In the entries below, find every line with "padavine" and copy it.

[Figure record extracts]

--*--

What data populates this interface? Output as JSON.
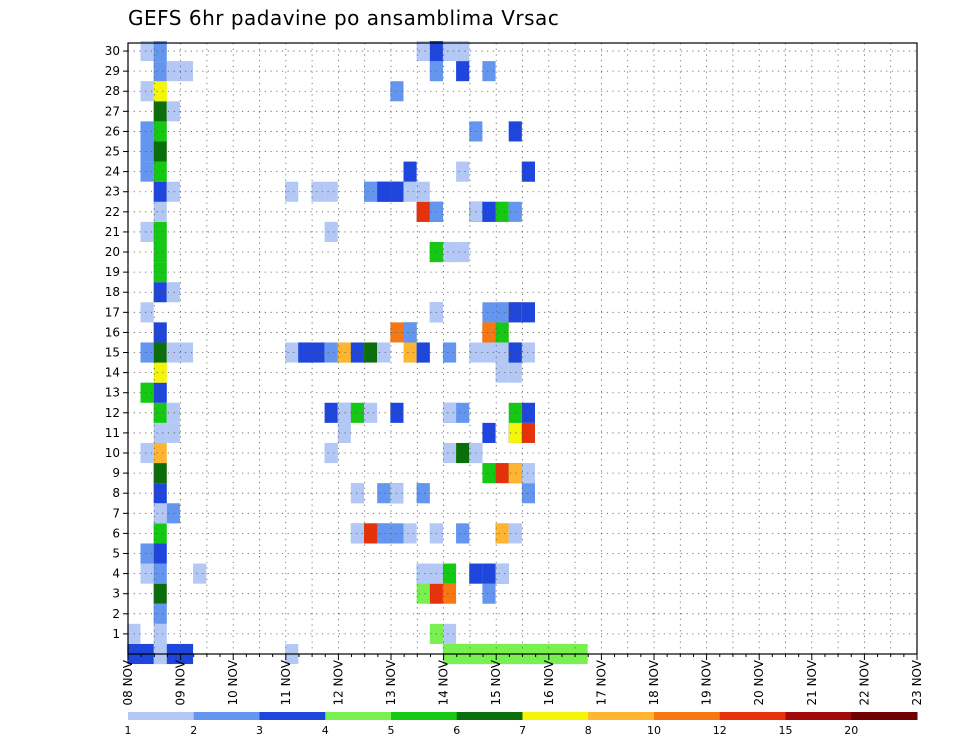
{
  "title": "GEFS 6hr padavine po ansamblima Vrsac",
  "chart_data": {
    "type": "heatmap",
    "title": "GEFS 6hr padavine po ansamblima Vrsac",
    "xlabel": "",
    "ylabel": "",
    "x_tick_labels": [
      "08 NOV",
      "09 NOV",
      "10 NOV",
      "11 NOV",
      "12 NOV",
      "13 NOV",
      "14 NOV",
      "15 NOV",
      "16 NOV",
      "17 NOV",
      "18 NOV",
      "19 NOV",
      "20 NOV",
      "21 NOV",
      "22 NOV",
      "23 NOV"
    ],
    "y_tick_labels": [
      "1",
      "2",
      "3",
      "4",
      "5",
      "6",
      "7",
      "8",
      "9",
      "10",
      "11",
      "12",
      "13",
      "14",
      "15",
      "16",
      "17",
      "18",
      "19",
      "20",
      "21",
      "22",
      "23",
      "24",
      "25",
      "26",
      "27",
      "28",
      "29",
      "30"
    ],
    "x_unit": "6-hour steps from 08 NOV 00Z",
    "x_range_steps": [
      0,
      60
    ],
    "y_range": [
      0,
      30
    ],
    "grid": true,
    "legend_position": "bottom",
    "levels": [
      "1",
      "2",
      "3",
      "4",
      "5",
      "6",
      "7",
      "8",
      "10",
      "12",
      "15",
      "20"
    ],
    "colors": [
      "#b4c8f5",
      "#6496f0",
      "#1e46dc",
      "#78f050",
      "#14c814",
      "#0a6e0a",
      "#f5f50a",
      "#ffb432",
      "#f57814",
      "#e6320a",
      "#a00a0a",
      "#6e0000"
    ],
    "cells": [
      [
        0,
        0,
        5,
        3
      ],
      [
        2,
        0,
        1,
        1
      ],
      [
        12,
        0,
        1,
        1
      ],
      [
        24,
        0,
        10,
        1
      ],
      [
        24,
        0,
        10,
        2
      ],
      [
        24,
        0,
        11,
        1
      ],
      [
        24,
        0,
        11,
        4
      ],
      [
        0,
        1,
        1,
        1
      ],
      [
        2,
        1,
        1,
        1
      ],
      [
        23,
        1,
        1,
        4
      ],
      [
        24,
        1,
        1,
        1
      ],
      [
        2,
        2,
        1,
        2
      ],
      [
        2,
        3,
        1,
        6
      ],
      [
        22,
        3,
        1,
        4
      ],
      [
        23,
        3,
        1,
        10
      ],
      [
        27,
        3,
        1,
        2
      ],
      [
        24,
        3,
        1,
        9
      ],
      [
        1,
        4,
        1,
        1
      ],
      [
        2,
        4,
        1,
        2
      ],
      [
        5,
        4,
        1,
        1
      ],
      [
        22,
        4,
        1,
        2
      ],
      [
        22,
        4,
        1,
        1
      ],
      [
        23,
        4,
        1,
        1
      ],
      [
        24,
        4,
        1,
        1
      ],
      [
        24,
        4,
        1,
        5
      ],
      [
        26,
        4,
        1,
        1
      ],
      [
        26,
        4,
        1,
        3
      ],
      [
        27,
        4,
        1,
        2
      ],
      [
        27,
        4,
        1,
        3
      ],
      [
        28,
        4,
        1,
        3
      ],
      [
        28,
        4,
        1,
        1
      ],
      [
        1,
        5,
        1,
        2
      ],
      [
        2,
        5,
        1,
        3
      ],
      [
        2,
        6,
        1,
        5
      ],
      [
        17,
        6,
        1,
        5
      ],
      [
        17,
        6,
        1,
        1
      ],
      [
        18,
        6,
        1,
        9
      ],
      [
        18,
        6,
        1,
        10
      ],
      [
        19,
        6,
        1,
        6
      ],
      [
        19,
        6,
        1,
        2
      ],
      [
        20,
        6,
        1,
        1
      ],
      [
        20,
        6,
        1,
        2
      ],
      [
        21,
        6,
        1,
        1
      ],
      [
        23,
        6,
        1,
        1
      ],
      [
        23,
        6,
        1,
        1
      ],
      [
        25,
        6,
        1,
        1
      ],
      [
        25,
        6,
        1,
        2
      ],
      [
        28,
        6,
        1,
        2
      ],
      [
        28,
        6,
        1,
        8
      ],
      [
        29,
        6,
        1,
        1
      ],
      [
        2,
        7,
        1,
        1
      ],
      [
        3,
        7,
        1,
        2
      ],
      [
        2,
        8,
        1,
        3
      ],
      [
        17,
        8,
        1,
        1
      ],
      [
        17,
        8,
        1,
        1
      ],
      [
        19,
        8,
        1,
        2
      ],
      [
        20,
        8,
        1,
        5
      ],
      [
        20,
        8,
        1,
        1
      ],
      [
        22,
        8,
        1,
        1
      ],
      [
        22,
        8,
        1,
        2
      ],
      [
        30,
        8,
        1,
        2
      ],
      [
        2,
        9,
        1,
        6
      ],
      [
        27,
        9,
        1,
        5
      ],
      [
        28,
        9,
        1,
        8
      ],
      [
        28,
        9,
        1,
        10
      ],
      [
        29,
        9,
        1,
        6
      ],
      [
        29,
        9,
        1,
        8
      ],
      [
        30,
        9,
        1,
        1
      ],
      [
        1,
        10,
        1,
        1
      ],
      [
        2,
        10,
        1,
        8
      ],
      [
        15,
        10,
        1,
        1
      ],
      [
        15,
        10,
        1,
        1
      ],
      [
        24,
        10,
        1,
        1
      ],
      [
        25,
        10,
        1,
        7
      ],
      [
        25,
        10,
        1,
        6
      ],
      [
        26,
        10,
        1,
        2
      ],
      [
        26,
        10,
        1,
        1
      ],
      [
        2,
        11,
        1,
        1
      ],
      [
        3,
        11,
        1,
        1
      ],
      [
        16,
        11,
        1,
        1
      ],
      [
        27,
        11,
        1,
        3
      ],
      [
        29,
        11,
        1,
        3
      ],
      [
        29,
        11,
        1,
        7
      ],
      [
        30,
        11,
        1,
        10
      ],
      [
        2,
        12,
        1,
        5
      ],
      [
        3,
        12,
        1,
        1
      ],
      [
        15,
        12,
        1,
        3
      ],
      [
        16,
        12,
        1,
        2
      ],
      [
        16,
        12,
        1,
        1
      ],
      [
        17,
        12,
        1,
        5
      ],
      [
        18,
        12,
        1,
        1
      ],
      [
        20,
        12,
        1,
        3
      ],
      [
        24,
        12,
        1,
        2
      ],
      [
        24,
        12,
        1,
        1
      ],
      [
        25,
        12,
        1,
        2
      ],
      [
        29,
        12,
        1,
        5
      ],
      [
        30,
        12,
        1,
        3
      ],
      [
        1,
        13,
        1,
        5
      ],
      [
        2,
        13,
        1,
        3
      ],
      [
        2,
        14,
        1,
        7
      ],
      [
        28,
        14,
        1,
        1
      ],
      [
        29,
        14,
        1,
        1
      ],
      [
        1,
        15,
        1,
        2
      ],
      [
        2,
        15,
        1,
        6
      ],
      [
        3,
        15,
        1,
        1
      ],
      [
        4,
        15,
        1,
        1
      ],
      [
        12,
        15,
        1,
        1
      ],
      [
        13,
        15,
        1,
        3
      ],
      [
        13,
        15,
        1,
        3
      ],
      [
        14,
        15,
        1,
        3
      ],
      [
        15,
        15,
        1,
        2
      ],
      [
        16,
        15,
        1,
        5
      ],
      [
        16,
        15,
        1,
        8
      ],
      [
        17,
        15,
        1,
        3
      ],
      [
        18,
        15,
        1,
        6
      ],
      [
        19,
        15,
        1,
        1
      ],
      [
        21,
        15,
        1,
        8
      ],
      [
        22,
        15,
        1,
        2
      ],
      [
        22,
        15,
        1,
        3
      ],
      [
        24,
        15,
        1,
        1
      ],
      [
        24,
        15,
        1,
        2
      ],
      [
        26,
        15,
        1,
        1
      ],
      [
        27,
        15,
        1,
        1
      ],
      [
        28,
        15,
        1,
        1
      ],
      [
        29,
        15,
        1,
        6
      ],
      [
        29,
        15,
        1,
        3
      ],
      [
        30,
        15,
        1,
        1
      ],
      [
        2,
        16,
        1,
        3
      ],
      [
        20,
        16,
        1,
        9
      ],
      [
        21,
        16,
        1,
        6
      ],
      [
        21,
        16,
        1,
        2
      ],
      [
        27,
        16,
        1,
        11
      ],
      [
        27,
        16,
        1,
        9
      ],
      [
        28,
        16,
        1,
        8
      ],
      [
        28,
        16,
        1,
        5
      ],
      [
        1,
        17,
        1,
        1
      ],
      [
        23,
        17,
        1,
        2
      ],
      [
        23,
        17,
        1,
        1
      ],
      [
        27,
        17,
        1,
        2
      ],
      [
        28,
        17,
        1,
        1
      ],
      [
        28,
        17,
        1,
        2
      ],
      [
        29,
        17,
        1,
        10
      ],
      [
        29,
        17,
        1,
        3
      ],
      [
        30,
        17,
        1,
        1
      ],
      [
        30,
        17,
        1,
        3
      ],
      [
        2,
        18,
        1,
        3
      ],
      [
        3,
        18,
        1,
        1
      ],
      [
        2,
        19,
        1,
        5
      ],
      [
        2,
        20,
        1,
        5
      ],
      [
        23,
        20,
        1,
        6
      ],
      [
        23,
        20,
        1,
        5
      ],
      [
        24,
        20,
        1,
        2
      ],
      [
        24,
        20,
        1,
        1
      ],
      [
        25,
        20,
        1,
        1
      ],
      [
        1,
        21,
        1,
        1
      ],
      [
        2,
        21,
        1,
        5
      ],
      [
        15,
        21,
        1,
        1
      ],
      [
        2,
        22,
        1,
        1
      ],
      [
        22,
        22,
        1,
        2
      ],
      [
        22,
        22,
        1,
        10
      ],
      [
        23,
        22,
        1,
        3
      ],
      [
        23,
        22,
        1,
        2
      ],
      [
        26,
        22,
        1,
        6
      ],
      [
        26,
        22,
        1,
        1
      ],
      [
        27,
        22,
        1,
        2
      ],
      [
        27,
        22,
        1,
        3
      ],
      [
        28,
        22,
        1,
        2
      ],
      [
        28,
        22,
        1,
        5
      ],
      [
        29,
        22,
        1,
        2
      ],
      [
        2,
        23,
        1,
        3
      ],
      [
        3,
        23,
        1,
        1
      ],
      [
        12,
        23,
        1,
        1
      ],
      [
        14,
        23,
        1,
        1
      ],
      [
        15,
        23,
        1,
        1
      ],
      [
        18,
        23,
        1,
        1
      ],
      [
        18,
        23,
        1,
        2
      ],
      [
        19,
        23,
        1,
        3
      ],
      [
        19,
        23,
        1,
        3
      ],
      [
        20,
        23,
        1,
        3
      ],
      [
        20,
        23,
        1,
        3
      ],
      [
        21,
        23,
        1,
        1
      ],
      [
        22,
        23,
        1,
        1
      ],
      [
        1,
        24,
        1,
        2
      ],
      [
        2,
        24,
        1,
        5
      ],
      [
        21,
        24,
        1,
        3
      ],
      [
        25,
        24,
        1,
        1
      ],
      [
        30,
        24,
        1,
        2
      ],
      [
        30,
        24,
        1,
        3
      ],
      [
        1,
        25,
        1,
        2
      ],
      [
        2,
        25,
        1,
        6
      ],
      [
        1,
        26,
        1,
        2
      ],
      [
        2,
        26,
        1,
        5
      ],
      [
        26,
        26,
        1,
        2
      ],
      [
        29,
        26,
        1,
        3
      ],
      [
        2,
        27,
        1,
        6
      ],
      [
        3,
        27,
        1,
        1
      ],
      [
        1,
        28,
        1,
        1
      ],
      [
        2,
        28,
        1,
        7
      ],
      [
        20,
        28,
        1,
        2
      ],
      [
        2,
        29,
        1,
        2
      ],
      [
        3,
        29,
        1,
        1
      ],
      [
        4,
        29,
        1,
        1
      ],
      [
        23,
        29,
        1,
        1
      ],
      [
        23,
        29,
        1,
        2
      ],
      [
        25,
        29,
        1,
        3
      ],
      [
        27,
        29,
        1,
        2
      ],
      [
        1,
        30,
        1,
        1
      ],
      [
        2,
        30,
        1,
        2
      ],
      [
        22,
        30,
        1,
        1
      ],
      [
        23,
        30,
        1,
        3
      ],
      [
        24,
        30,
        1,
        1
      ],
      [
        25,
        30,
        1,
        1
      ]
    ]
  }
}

--*--

Solution for this problem.
  "title": "GEFS 6hr padavine po ansamblima Vrsac",
    "title": "GEFS 6hr padavine po ansamblima Vrsac",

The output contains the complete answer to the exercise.